Figure record extracts:

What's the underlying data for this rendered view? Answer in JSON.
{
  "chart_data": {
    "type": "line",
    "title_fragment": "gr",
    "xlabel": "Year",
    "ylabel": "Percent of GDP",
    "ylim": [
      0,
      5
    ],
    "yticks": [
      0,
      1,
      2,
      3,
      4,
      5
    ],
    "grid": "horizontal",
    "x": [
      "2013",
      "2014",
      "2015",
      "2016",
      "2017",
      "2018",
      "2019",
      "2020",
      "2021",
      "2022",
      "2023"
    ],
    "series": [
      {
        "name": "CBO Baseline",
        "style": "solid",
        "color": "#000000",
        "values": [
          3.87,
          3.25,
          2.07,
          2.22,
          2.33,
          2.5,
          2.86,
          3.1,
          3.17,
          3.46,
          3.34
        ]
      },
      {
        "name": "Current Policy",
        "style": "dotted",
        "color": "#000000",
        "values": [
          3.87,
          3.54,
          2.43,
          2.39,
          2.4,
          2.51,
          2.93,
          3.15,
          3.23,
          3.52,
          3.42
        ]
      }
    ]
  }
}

-- TASK DESCRIPTION --
Each line of the material above must be retyped precisely.

-- EXPECTED OUTPUT --
What's the underlying data for this rendered view? Answer in JSON.
{
  "chart_data": {
    "type": "line",
    "title_fragment": "gr",
    "xlabel": "Year",
    "ylabel": "Percent of GDP",
    "ylim": [
      0,
      5
    ],
    "yticks": [
      0,
      1,
      2,
      3,
      4,
      5
    ],
    "grid": "horizontal",
    "x": [
      "2013",
      "2014",
      "2015",
      "2016",
      "2017",
      "2018",
      "2019",
      "2020",
      "2021",
      "2022",
      "2023"
    ],
    "series": [
      {
        "name": "CBO Baseline",
        "style": "solid",
        "color": "#000000",
        "values": [
          3.87,
          3.25,
          2.07,
          2.22,
          2.33,
          2.5,
          2.86,
          3.1,
          3.17,
          3.46,
          3.34
        ]
      },
      {
        "name": "Current Policy",
        "style": "dotted",
        "color": "#000000",
        "values": [
          3.87,
          3.54,
          2.43,
          2.39,
          2.4,
          2.51,
          2.93,
          3.15,
          3.23,
          3.52,
          3.42
        ]
      }
    ]
  }
}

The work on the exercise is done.